*AVAILABLE RECORDS*

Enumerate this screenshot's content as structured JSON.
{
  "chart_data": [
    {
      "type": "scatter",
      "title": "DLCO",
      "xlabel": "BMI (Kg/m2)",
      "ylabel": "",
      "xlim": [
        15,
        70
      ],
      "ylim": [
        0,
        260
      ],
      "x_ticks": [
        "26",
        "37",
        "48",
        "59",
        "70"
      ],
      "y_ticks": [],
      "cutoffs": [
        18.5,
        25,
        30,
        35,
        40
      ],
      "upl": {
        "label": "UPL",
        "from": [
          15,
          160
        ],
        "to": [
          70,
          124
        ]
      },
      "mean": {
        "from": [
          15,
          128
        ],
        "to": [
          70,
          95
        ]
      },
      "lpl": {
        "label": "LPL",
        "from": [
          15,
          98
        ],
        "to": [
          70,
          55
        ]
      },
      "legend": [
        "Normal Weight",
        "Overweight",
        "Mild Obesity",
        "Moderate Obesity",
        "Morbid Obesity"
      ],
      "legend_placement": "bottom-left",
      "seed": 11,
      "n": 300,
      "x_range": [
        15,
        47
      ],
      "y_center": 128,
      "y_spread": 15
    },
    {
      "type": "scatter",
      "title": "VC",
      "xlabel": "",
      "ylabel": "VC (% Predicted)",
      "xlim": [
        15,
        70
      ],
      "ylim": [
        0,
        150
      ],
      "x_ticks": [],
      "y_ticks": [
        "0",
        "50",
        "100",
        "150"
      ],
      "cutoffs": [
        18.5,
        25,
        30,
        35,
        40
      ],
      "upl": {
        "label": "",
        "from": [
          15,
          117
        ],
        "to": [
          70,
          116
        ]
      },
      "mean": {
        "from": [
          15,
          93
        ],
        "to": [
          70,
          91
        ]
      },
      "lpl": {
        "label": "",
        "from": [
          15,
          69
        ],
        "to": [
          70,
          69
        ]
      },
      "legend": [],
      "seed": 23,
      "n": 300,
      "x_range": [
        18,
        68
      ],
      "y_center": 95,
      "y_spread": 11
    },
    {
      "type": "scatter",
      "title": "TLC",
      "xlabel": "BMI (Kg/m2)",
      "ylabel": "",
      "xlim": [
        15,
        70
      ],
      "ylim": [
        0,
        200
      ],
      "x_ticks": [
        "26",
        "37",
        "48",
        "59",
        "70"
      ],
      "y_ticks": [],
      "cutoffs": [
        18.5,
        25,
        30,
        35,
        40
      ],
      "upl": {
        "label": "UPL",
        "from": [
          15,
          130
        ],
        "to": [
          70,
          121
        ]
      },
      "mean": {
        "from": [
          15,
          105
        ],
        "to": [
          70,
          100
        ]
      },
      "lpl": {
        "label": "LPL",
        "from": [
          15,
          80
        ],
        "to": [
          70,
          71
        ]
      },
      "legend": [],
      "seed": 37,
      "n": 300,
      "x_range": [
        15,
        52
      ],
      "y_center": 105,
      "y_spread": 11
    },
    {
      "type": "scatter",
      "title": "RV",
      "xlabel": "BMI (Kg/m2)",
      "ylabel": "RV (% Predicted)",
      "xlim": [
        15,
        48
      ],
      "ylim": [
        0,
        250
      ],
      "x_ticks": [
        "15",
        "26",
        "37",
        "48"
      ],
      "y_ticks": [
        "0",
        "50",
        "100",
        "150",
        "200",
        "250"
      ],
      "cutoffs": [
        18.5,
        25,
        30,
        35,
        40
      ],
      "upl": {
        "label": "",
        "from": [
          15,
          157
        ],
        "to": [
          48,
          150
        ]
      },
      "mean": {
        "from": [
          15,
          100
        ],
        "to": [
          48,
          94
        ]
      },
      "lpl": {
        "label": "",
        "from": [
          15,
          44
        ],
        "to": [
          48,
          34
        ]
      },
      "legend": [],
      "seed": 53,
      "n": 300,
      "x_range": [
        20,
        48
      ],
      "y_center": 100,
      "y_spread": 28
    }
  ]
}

*WRITTEN EXERCISE*
Each line of the material above must be retyped precisely.

*RIGHT ANSWER*
Enumerate this screenshot's content as structured JSON.
{
  "chart_data": [
    {
      "type": "scatter",
      "title": "DLCO",
      "xlabel": "BMI (Kg/m2)",
      "ylabel": "",
      "xlim": [
        15,
        70
      ],
      "ylim": [
        0,
        260
      ],
      "x_ticks": [
        "26",
        "37",
        "48",
        "59",
        "70"
      ],
      "y_ticks": [],
      "cutoffs": [
        18.5,
        25,
        30,
        35,
        40
      ],
      "upl": {
        "label": "UPL",
        "from": [
          15,
          160
        ],
        "to": [
          70,
          124
        ]
      },
      "mean": {
        "from": [
          15,
          128
        ],
        "to": [
          70,
          95
        ]
      },
      "lpl": {
        "label": "LPL",
        "from": [
          15,
          98
        ],
        "to": [
          70,
          55
        ]
      },
      "legend": [
        "Normal Weight",
        "Overweight",
        "Mild Obesity",
        "Moderate Obesity",
        "Morbid Obesity"
      ],
      "legend_placement": "bottom-left",
      "seed": 11,
      "n": 300,
      "x_range": [
        15,
        47
      ],
      "y_center": 128,
      "y_spread": 15
    },
    {
      "type": "scatter",
      "title": "VC",
      "xlabel": "",
      "ylabel": "VC (% Predicted)",
      "xlim": [
        15,
        70
      ],
      "ylim": [
        0,
        150
      ],
      "x_ticks": [],
      "y_ticks": [
        "0",
        "50",
        "100",
        "150"
      ],
      "cutoffs": [
        18.5,
        25,
        30,
        35,
        40
      ],
      "upl": {
        "label": "",
        "from": [
          15,
          117
        ],
        "to": [
          70,
          116
        ]
      },
      "mean": {
        "from": [
          15,
          93
        ],
        "to": [
          70,
          91
        ]
      },
      "lpl": {
        "label": "",
        "from": [
          15,
          69
        ],
        "to": [
          70,
          69
        ]
      },
      "legend": [],
      "seed": 23,
      "n": 300,
      "x_range": [
        18,
        68
      ],
      "y_center": 95,
      "y_spread": 11
    },
    {
      "type": "scatter",
      "title": "TLC",
      "xlabel": "BMI (Kg/m2)",
      "ylabel": "",
      "xlim": [
        15,
        70
      ],
      "ylim": [
        0,
        200
      ],
      "x_ticks": [
        "26",
        "37",
        "48",
        "59",
        "70"
      ],
      "y_ticks": [],
      "cutoffs": [
        18.5,
        25,
        30,
        35,
        40
      ],
      "upl": {
        "label": "UPL",
        "from": [
          15,
          130
        ],
        "to": [
          70,
          121
        ]
      },
      "mean": {
        "from": [
          15,
          105
        ],
        "to": [
          70,
          100
        ]
      },
      "lpl": {
        "label": "LPL",
        "from": [
          15,
          80
        ],
        "to": [
          70,
          71
        ]
      },
      "legend": [],
      "seed": 37,
      "n": 300,
      "x_range": [
        15,
        52
      ],
      "y_center": 105,
      "y_spread": 11
    },
    {
      "type": "scatter",
      "title": "RV",
      "xlabel": "BMI (Kg/m2)",
      "ylabel": "RV (% Predicted)",
      "xlim": [
        15,
        48
      ],
      "ylim": [
        0,
        250
      ],
      "x_ticks": [
        "15",
        "26",
        "37",
        "48"
      ],
      "y_ticks": [
        "0",
        "50",
        "100",
        "150",
        "200",
        "250"
      ],
      "cutoffs": [
        18.5,
        25,
        30,
        35,
        40
      ],
      "upl": {
        "label": "",
        "from": [
          15,
          157
        ],
        "to": [
          48,
          150
        ]
      },
      "mean": {
        "from": [
          15,
          100
        ],
        "to": [
          48,
          94
        ]
      },
      "lpl": {
        "label": "",
        "from": [
          15,
          44
        ],
        "to": [
          48,
          34
        ]
      },
      "legend": [],
      "seed": 53,
      "n": 300,
      "x_range": [
        20,
        48
      ],
      "y_center": 100,
      "y_spread": 28
    }
  ]
}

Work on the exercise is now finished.